**What you will do**
For the entries that follow, state how many lines include the word "theo", giving the number and nothing else.

**Data records**
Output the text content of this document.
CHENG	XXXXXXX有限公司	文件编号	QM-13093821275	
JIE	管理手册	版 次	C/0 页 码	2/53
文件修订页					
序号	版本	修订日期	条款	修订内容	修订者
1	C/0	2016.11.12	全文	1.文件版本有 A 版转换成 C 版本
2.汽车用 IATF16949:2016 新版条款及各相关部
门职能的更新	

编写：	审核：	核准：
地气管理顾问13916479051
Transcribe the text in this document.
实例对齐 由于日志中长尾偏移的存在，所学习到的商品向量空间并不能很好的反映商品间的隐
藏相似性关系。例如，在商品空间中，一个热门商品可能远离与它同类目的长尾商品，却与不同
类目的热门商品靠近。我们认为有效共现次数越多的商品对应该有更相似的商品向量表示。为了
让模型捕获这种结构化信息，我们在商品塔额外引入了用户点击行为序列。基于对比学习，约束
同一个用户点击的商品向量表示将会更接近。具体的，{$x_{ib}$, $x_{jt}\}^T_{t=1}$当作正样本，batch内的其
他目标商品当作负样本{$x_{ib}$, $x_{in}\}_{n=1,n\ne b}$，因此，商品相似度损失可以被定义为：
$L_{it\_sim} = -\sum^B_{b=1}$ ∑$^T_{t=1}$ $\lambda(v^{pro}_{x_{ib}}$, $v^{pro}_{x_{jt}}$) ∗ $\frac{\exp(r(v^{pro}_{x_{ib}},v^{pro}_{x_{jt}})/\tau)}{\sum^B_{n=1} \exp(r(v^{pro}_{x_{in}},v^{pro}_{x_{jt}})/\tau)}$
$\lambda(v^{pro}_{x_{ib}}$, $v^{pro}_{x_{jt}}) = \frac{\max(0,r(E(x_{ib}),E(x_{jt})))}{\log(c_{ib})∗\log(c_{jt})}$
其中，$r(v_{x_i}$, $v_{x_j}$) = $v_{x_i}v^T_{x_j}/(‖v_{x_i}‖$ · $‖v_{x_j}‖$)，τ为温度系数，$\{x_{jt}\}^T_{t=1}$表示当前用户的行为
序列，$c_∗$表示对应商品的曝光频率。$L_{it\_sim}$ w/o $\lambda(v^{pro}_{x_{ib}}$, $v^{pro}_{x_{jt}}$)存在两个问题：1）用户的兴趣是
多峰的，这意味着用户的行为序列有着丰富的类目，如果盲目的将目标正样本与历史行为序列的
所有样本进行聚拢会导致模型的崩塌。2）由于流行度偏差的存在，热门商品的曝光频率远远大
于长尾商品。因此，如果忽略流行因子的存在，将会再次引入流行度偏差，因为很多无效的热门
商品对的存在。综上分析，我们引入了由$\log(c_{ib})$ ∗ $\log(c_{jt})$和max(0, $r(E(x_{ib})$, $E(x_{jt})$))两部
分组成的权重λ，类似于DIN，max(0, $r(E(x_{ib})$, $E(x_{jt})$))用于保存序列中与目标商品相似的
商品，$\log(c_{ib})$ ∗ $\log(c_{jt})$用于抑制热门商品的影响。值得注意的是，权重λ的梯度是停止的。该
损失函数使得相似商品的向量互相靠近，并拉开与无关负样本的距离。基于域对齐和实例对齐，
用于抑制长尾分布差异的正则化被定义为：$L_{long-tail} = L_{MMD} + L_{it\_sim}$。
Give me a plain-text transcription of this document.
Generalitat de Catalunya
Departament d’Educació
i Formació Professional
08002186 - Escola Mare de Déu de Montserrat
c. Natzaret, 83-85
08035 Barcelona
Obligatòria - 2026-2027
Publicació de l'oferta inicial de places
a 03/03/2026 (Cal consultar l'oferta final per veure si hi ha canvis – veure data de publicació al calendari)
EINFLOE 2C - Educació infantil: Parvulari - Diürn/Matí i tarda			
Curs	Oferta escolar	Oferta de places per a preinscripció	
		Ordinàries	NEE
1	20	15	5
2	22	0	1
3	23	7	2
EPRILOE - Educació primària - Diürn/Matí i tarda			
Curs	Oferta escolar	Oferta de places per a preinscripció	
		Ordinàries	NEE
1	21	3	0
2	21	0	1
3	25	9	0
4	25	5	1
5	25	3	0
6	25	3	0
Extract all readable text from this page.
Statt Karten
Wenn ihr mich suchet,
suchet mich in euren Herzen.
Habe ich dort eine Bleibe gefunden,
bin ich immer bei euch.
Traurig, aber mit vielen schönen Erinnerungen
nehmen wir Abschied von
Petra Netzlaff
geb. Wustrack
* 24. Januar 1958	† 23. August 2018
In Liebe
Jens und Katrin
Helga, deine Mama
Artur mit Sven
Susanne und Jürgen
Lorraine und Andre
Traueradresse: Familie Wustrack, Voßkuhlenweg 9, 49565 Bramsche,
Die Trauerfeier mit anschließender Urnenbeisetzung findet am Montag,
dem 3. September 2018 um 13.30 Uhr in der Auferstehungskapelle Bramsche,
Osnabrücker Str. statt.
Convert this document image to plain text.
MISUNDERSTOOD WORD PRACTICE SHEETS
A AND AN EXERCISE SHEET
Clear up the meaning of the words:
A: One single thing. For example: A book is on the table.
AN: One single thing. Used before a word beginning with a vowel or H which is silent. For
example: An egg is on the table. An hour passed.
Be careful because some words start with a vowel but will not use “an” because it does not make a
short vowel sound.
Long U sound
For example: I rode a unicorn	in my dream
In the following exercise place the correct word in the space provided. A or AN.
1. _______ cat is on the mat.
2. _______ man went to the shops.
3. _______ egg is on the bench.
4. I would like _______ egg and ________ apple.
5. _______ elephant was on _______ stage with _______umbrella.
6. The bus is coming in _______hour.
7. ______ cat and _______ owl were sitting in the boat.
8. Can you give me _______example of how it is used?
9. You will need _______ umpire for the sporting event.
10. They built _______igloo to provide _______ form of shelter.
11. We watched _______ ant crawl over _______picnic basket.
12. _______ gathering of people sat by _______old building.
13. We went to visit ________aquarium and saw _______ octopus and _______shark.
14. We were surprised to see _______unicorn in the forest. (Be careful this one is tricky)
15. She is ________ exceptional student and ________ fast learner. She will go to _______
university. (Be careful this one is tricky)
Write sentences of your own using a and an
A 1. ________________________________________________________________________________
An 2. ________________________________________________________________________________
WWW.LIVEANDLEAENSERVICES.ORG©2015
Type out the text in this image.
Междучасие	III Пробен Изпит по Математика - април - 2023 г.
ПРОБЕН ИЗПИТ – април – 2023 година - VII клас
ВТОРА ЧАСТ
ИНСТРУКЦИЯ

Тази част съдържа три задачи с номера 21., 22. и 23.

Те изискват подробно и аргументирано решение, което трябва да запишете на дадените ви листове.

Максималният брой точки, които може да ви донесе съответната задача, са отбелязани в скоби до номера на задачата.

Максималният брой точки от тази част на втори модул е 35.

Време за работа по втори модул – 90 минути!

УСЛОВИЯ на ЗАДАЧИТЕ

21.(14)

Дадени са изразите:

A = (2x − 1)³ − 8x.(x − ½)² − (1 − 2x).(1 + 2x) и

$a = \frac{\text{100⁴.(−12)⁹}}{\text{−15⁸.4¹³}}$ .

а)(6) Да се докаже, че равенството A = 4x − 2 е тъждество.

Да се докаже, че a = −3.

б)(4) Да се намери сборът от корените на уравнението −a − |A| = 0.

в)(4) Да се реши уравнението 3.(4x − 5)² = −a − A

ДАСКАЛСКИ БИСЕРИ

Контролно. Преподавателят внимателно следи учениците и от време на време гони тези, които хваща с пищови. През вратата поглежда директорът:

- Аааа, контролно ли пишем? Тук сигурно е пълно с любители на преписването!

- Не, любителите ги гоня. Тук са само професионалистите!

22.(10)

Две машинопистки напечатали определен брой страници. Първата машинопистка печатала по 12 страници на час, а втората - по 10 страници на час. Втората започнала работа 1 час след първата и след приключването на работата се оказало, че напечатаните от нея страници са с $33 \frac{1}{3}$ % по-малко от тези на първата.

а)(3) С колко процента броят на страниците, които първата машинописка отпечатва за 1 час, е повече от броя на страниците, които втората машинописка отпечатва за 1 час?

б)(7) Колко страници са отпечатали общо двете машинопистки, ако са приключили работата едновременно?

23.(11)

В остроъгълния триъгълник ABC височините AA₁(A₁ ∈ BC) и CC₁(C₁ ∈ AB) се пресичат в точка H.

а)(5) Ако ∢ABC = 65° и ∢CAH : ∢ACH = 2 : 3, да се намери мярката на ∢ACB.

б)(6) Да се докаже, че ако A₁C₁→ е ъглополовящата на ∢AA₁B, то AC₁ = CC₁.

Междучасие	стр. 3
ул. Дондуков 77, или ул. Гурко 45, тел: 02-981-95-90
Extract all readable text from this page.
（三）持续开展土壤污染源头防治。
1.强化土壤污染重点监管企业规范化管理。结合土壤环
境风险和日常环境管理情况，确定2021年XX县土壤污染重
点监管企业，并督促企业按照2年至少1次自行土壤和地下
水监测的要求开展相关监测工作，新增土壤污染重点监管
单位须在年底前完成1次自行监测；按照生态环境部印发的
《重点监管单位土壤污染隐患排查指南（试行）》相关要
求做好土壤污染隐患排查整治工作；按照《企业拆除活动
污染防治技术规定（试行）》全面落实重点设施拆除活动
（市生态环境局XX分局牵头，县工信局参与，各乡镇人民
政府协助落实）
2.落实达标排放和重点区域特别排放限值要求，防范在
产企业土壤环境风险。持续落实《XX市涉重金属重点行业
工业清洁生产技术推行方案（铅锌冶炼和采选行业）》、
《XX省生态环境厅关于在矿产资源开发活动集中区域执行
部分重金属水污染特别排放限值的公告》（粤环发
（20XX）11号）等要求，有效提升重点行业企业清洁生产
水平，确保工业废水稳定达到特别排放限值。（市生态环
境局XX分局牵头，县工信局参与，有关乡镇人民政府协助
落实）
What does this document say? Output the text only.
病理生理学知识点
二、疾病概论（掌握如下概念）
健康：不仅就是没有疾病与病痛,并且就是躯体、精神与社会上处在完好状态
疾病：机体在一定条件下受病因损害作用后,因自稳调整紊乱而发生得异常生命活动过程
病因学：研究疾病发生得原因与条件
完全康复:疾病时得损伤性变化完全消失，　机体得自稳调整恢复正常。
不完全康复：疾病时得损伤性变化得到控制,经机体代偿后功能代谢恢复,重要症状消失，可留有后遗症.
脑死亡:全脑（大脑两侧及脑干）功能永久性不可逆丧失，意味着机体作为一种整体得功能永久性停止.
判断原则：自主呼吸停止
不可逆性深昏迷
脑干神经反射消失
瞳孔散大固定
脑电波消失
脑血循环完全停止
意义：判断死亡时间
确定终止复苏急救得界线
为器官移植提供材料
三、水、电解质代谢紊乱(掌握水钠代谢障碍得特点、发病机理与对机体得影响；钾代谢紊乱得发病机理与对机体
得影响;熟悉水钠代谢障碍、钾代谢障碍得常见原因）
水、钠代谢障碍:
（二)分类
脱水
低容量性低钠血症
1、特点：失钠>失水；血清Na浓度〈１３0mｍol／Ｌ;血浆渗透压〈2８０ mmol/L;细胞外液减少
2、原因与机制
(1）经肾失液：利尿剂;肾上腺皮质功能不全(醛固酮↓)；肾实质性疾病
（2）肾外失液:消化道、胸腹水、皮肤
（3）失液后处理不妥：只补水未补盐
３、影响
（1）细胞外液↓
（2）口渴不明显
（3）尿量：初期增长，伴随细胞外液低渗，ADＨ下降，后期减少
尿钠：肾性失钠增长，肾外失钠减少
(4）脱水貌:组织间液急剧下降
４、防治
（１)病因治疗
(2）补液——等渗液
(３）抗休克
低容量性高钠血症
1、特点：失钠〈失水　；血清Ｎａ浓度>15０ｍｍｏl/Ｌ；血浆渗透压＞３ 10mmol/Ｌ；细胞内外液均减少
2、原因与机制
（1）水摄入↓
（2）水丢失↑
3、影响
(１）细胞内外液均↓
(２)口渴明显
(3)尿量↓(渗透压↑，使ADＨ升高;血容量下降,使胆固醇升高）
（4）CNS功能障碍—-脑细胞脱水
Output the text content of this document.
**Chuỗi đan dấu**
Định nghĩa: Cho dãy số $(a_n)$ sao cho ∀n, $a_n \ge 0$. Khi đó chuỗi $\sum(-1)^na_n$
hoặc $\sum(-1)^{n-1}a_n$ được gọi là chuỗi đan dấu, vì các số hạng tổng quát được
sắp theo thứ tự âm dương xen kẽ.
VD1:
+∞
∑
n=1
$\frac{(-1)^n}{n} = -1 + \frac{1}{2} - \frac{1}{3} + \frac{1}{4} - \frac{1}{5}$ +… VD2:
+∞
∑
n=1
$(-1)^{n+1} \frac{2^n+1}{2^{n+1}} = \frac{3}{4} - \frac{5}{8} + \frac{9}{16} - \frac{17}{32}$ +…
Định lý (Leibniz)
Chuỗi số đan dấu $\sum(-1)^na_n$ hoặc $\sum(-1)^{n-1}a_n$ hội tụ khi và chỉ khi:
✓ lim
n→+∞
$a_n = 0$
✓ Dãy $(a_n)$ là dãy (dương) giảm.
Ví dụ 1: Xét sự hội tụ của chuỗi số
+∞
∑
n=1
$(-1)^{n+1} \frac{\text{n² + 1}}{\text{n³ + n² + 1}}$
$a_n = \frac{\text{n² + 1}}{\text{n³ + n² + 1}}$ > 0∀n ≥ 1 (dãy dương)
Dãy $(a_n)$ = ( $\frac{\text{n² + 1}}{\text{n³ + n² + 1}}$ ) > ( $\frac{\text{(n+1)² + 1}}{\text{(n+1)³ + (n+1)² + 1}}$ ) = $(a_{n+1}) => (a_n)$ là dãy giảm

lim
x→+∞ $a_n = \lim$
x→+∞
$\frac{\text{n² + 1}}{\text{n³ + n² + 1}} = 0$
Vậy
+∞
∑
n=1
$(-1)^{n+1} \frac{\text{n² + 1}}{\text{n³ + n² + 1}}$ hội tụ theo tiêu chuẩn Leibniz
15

**The result**
2